** Start Records supplied **

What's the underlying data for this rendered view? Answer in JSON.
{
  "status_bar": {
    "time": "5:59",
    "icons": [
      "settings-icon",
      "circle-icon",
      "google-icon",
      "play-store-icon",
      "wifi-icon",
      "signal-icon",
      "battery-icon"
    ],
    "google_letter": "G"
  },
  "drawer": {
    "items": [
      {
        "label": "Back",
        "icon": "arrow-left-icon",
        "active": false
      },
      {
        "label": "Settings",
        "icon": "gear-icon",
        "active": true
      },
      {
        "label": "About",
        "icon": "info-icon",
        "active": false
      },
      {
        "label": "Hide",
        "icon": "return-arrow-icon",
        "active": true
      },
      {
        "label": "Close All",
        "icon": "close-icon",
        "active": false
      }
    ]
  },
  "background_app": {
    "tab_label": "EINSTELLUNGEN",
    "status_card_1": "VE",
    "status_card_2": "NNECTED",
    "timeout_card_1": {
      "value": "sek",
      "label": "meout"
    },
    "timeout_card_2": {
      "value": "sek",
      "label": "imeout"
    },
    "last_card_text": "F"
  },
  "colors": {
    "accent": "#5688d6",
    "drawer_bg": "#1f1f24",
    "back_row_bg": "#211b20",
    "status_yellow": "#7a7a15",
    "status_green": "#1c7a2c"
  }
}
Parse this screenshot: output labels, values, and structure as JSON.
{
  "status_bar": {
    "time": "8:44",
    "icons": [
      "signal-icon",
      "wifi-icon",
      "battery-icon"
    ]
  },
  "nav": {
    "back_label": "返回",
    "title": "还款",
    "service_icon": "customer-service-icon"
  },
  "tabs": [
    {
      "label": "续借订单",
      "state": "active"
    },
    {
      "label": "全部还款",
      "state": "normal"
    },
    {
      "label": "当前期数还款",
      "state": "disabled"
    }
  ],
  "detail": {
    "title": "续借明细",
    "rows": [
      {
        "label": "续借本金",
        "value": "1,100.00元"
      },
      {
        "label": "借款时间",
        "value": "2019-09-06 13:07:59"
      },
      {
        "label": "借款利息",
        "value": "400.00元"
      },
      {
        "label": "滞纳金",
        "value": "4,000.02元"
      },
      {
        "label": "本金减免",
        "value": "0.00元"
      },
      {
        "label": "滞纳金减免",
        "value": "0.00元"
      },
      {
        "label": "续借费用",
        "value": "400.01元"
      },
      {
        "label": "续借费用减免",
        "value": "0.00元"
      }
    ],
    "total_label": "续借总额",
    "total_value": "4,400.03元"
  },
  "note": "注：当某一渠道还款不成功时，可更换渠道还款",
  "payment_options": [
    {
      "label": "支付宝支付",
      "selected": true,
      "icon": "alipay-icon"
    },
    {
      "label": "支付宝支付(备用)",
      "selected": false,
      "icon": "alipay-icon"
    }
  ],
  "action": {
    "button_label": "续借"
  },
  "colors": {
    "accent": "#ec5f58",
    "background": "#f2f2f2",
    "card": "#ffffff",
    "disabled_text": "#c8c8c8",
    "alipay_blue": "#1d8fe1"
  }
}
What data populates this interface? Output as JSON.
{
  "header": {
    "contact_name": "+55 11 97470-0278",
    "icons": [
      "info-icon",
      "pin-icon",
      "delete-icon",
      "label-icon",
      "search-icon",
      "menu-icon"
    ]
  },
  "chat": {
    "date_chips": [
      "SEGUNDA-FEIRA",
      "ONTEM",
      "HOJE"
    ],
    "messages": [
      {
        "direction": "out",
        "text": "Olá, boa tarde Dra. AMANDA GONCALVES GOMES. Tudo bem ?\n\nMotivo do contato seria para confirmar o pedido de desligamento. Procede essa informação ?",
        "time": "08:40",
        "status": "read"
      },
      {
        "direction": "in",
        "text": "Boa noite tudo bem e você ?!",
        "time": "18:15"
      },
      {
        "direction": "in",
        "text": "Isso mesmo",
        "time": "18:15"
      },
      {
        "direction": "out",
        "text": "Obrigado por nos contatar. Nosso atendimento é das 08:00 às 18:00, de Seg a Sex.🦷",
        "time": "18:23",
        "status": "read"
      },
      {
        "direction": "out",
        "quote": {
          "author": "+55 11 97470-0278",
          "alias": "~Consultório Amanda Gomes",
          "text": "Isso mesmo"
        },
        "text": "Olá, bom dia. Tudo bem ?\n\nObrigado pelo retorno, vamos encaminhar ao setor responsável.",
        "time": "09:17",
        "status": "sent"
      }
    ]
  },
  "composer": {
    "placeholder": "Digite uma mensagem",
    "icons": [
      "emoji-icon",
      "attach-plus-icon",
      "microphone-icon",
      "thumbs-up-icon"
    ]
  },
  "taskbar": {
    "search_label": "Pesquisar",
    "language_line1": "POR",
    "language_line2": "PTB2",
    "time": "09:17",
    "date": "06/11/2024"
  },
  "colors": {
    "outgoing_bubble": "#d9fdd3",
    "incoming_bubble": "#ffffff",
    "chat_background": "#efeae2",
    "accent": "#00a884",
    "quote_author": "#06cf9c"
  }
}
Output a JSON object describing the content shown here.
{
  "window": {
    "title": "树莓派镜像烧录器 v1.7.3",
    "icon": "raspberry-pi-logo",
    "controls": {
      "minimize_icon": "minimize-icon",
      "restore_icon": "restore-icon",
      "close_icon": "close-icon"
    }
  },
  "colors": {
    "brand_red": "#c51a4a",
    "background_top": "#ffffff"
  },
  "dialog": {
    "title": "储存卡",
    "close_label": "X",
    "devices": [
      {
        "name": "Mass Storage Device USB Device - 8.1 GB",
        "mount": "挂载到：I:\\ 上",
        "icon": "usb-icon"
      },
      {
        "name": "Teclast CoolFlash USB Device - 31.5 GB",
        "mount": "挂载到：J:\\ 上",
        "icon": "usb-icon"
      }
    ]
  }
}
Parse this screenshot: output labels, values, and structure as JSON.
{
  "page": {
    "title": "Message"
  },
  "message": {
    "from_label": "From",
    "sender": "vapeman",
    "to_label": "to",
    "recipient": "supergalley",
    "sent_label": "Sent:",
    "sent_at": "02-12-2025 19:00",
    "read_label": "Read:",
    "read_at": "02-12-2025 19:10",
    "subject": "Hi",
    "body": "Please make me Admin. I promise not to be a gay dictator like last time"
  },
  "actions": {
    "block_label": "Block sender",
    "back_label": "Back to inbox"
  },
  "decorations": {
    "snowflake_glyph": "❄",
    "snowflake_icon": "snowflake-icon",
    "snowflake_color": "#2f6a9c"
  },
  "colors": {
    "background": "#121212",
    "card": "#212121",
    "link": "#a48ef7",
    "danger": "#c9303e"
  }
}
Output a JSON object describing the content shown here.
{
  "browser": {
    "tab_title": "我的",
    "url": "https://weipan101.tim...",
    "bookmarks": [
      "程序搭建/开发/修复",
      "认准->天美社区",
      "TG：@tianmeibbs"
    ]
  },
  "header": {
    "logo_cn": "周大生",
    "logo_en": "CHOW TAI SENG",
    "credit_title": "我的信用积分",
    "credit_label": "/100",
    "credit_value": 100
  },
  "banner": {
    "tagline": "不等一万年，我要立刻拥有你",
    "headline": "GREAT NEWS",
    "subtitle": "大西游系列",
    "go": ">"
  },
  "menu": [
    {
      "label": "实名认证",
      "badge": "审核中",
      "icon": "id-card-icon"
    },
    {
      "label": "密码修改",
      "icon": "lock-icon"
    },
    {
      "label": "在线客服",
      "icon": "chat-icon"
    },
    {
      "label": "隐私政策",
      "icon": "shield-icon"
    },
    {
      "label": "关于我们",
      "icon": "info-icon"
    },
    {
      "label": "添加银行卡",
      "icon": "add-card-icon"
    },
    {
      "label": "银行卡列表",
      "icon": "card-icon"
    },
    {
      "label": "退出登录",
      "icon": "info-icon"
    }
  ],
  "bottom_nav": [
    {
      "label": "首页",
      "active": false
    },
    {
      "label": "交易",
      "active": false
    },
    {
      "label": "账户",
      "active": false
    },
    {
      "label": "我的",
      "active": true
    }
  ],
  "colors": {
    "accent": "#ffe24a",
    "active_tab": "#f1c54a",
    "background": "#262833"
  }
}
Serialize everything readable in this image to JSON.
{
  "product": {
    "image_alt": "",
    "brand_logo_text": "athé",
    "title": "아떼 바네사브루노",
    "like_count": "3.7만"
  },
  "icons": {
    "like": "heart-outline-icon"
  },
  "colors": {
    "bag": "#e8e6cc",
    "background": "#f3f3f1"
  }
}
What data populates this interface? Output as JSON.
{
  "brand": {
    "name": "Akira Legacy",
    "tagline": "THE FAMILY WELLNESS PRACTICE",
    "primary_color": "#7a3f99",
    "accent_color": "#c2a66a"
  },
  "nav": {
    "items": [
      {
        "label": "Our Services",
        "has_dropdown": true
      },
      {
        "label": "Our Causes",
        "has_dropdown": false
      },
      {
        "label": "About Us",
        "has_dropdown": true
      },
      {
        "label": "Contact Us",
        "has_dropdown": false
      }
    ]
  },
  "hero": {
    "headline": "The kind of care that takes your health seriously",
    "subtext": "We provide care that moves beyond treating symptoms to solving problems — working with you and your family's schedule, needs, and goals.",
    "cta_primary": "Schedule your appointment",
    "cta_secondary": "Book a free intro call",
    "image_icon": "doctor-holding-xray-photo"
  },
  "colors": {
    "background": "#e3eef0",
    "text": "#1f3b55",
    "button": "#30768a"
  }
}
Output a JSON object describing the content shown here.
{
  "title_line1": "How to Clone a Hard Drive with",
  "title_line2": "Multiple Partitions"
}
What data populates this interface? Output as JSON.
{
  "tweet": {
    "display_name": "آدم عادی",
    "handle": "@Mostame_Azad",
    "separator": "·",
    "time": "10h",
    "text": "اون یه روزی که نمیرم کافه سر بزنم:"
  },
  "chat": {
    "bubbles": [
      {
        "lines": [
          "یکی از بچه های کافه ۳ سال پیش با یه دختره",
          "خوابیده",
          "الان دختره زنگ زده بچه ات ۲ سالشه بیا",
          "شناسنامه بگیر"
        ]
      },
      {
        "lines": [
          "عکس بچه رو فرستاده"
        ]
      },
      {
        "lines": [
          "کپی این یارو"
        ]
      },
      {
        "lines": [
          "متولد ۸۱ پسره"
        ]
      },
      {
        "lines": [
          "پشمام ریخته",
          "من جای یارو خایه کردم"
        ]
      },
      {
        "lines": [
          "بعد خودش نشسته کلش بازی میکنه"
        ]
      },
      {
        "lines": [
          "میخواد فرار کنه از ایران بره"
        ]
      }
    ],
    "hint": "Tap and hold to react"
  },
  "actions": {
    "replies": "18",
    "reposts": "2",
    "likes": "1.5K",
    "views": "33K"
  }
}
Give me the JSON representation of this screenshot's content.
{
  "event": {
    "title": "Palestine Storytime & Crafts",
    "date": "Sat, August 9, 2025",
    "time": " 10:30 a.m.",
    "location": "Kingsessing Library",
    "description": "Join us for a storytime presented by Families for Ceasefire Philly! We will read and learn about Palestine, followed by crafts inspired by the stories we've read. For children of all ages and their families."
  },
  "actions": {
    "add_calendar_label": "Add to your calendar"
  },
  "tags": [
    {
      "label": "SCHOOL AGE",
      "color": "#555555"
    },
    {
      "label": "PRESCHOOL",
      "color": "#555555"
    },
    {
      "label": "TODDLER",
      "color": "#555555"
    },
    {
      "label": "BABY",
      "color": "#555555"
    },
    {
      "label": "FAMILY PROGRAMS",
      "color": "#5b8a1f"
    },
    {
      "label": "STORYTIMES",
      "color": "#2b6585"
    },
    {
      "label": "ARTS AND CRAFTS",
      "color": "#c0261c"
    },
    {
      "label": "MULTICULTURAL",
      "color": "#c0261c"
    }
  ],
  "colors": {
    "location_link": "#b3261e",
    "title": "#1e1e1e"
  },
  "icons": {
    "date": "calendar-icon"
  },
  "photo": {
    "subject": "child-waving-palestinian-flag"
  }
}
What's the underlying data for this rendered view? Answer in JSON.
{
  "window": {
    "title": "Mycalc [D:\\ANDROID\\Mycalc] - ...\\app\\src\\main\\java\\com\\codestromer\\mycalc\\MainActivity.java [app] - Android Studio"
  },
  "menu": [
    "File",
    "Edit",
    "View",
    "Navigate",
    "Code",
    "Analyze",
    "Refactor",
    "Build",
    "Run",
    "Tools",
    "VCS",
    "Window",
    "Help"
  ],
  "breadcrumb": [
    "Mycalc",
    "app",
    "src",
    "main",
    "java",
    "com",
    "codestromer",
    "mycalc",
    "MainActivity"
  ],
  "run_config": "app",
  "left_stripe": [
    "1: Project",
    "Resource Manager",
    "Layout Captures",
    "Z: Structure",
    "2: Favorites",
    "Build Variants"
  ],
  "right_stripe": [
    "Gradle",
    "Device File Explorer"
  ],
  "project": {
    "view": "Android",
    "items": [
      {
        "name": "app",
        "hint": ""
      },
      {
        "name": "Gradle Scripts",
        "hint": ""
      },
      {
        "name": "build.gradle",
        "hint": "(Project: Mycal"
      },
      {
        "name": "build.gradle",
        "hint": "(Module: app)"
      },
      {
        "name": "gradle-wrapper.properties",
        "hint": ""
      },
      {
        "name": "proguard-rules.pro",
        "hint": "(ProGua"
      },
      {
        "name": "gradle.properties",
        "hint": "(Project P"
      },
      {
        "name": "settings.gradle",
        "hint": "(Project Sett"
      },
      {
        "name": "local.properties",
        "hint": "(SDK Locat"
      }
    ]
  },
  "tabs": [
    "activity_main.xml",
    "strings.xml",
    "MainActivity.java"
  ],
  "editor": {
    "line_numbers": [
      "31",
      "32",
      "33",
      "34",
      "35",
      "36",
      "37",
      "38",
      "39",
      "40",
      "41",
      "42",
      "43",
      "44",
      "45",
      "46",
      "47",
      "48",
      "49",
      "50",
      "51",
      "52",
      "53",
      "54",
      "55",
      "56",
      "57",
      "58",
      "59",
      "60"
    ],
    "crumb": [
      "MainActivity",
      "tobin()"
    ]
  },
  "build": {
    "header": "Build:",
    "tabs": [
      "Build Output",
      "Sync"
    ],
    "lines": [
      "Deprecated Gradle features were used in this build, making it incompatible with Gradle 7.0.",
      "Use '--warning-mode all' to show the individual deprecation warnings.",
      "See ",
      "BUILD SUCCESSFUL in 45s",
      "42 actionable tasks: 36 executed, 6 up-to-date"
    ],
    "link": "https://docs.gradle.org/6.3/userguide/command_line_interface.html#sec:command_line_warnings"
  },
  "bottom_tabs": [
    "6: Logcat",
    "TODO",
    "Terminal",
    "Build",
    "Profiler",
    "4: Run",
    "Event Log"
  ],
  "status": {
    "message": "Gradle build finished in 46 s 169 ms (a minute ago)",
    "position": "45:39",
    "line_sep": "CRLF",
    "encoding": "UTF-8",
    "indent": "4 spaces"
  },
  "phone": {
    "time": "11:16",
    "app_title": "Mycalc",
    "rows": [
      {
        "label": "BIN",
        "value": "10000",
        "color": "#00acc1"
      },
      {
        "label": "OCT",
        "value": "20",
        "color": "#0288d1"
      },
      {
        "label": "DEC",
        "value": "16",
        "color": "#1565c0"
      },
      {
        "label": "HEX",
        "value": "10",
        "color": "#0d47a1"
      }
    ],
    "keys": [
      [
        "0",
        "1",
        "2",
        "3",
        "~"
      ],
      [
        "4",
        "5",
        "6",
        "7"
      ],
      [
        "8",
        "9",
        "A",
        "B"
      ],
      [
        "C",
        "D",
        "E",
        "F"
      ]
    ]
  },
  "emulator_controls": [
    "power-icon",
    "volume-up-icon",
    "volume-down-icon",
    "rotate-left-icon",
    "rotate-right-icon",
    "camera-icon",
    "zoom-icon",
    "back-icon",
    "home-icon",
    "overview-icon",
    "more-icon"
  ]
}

** End Records supplied **

### Stated exercise
Count the lines above that contain the word "کافه", and give only that number.

### Final result
2